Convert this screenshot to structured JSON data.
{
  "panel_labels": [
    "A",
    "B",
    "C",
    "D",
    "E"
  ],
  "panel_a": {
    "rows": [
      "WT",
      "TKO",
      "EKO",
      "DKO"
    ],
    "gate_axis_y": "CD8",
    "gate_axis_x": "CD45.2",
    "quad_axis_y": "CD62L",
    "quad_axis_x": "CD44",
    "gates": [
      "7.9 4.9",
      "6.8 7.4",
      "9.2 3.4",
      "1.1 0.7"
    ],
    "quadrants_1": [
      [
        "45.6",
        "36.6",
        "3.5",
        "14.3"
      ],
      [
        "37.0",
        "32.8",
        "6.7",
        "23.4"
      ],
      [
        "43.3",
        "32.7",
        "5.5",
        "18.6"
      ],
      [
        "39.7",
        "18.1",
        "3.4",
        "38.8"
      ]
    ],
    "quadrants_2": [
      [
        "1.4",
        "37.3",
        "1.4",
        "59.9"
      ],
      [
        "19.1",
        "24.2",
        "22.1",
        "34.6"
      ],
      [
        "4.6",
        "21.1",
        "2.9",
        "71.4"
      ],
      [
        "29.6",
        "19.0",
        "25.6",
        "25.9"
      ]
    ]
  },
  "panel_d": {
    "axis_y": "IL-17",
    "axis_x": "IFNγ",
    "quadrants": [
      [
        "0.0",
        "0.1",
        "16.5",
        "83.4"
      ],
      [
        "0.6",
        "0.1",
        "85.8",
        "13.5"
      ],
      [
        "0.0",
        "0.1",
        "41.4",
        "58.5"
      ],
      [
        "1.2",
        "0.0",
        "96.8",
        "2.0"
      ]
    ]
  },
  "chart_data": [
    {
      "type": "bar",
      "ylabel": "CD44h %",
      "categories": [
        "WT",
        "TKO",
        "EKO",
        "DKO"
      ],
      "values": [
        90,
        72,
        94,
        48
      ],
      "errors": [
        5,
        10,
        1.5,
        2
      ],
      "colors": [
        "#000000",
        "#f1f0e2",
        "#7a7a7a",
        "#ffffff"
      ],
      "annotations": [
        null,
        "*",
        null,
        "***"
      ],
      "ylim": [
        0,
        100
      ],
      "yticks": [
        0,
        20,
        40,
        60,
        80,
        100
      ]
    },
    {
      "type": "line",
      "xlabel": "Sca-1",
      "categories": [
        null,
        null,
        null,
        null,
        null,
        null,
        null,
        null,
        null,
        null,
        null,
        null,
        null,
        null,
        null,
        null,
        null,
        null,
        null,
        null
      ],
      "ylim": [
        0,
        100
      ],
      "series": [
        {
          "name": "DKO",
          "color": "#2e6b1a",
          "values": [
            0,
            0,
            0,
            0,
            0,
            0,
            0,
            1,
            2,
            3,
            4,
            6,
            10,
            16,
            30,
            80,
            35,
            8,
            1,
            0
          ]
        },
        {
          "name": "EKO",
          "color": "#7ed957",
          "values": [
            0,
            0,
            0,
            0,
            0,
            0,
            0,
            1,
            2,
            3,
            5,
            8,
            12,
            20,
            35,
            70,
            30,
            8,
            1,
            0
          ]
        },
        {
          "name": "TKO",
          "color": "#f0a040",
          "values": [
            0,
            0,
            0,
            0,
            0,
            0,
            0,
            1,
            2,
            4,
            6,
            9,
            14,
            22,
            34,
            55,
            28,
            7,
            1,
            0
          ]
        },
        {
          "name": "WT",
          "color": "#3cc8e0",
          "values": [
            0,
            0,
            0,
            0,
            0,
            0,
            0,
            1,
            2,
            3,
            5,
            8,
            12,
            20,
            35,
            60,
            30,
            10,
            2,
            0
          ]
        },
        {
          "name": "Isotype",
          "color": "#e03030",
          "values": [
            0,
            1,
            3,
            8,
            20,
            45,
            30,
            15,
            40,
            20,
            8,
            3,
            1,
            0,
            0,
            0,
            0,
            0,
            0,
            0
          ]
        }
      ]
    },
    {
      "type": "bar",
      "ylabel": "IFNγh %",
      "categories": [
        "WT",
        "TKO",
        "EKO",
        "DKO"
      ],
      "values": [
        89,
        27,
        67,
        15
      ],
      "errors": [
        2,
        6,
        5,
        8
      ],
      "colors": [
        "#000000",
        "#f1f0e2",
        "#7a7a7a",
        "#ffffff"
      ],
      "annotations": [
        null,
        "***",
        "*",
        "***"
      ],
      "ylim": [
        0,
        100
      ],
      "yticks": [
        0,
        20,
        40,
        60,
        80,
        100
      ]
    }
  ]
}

**********

What to work on
Extract all the entries word for word.

Task response
Convert this screenshot to structured JSON data.
{
  "panel_labels": [
    "A",
    "B",
    "C",
    "D",
    "E"
  ],
  "panel_a": {
    "rows": [
      "WT",
      "TKO",
      "EKO",
      "DKO"
    ],
    "gate_axis_y": "CD8",
    "gate_axis_x": "CD45.2",
    "quad_axis_y": "CD62L",
    "quad_axis_x": "CD44",
    "gates": [
      "7.9 4.9",
      "6.8 7.4",
      "9.2 3.4",
      "1.1 0.7"
    ],
    "quadrants_1": [
      [
        "45.6",
        "36.6",
        "3.5",
        "14.3"
      ],
      [
        "37.0",
        "32.8",
        "6.7",
        "23.4"
      ],
      [
        "43.3",
        "32.7",
        "5.5",
        "18.6"
      ],
      [
        "39.7",
        "18.1",
        "3.4",
        "38.8"
      ]
    ],
    "quadrants_2": [
      [
        "1.4",
        "37.3",
        "1.4",
        "59.9"
      ],
      [
        "19.1",
        "24.2",
        "22.1",
        "34.6"
      ],
      [
        "4.6",
        "21.1",
        "2.9",
        "71.4"
      ],
      [
        "29.6",
        "19.0",
        "25.6",
        "25.9"
      ]
    ]
  },
  "panel_d": {
    "axis_y": "IL-17",
    "axis_x": "IFNγ",
    "quadrants": [
      [
        "0.0",
        "0.1",
        "16.5",
        "83.4"
      ],
      [
        "0.6",
        "0.1",
        "85.8",
        "13.5"
      ],
      [
        "0.0",
        "0.1",
        "41.4",
        "58.5"
      ],
      [
        "1.2",
        "0.0",
        "96.8",
        "2.0"
      ]
    ]
  },
  "chart_data": [
    {
      "type": "bar",
      "ylabel": "CD44h %",
      "categories": [
        "WT",
        "TKO",
        "EKO",
        "DKO"
      ],
      "values": [
        90,
        72,
        94,
        48
      ],
      "errors": [
        5,
        10,
        1.5,
        2
      ],
      "colors": [
        "#000000",
        "#f1f0e2",
        "#7a7a7a",
        "#ffffff"
      ],
      "annotations": [
        null,
        "*",
        null,
        "***"
      ],
      "ylim": [
        0,
        100
      ],
      "yticks": [
        0,
        20,
        40,
        60,
        80,
        100
      ]
    },
    {
      "type": "line",
      "xlabel": "Sca-1",
      "categories": [
        null,
        null,
        null,
        null,
        null,
        null,
        null,
        null,
        null,
        null,
        null,
        null,
        null,
        null,
        null,
        null,
        null,
        null,
        null,
        null
      ],
      "ylim": [
        0,
        100
      ],
      "series": [
        {
          "name": "DKO",
          "color": "#2e6b1a",
          "values": [
            0,
            0,
            0,
            0,
            0,
            0,
            0,
            1,
            2,
            3,
            4,
            6,
            10,
            16,
            30,
            80,
            35,
            8,
            1,
            0
          ]
        },
        {
          "name": "EKO",
          "color": "#7ed957",
          "values": [
            0,
            0,
            0,
            0,
            0,
            0,
            0,
            1,
            2,
            3,
            5,
            8,
            12,
            20,
            35,
            70,
            30,
            8,
            1,
            0
          ]
        },
        {
          "name": "TKO",
          "color": "#f0a040",
          "values": [
            0,
            0,
            0,
            0,
            0,
            0,
            0,
            1,
            2,
            4,
            6,
            9,
            14,
            22,
            34,
            55,
            28,
            7,
            1,
            0
          ]
        },
        {
          "name": "WT",
          "color": "#3cc8e0",
          "values": [
            0,
            0,
            0,
            0,
            0,
            0,
            0,
            1,
            2,
            3,
            5,
            8,
            12,
            20,
            35,
            60,
            30,
            10,
            2,
            0
          ]
        },
        {
          "name": "Isotype",
          "color": "#e03030",
          "values": [
            0,
            1,
            3,
            8,
            20,
            45,
            30,
            15,
            40,
            20,
            8,
            3,
            1,
            0,
            0,
            0,
            0,
            0,
            0,
            0
          ]
        }
      ]
    },
    {
      "type": "bar",
      "ylabel": "IFNγh %",
      "categories": [
        "WT",
        "TKO",
        "EKO",
        "DKO"
      ],
      "values": [
        89,
        27,
        67,
        15
      ],
      "errors": [
        2,
        6,
        5,
        8
      ],
      "colors": [
        "#000000",
        "#f1f0e2",
        "#7a7a7a",
        "#ffffff"
      ],
      "annotations": [
        null,
        "***",
        "*",
        "***"
      ],
      "ylim": [
        0,
        100
      ],
      "yticks": [
        0,
        20,
        40,
        60,
        80,
        100
      ]
    }
  ]
}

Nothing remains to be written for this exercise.